--- BEGIN ---
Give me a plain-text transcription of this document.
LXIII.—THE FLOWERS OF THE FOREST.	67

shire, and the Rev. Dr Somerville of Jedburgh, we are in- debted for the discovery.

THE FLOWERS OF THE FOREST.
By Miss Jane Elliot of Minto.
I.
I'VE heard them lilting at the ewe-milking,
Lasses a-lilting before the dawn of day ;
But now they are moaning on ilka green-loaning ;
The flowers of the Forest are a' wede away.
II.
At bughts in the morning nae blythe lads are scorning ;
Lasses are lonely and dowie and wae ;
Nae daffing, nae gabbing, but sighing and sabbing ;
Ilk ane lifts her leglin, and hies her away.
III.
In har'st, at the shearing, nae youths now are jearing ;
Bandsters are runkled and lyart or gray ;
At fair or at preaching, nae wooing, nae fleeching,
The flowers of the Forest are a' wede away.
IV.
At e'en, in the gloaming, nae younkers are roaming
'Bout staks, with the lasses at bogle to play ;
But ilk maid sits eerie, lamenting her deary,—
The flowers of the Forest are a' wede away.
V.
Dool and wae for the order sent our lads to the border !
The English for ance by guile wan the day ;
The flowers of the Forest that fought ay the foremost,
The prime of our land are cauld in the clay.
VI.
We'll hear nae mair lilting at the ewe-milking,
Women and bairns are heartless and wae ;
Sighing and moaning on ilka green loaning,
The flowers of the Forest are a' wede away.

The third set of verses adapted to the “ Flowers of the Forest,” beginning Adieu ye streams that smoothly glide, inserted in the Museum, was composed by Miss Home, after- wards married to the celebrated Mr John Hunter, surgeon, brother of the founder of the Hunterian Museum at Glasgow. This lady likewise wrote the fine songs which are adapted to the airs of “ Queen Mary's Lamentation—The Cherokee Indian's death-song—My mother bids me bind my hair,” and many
--- END ---
* Work required
Extract every line above exactly as it stands.

* Response to this task
Give me a plain-text transcription of this document.
LXIII.—THE FLOWERS OF THE FOREST.	67

shire, and the Rev. Dr Somerville of Jedburgh, we are in- debted for the discovery.

THE FLOWERS OF THE FOREST.
By Miss Jane Elliot of Minto.
I.
I'VE heard them lilting at the ewe-milking,
Lasses a-lilting before the dawn of day ;
But now they are moaning on ilka green-loaning ;
The flowers of the Forest are a' wede away.
II.
At bughts in the morning nae blythe lads are scorning ;
Lasses are lonely and dowie and wae ;
Nae daffing, nae gabbing, but sighing and sabbing ;
Ilk ane lifts her leglin, and hies her away.
III.
In har'st, at the shearing, nae youths now are jearing ;
Bandsters are runkled and lyart or gray ;
At fair or at preaching, nae wooing, nae fleeching,
The flowers of the Forest are a' wede away.
IV.
At e'en, in the gloaming, nae younkers are roaming
'Bout staks, with the lasses at bogle to play ;
But ilk maid sits eerie, lamenting her deary,—
The flowers of the Forest are a' wede away.
V.
Dool and wae for the order sent our lads to the border !
The English for ance by guile wan the day ;
The flowers of the Forest that fought ay the foremost,
The prime of our land are cauld in the clay.
VI.
We'll hear nae mair lilting at the ewe-milking,
Women and bairns are heartless and wae ;
Sighing and moaning on ilka green loaning,
The flowers of the Forest are a' wede away.

The third set of verses adapted to the “ Flowers of the Forest,” beginning Adieu ye streams that smoothly glide, inserted in the Museum, was composed by Miss Home, after- wards married to the celebrated Mr John Hunter, surgeon, brother of the founder of the Hunterian Museum at Glasgow. This lady likewise wrote the fine songs which are adapted to the airs of “ Queen Mary's Lamentation—The Cherokee Indian's death-song—My mother bids me bind my hair,” and many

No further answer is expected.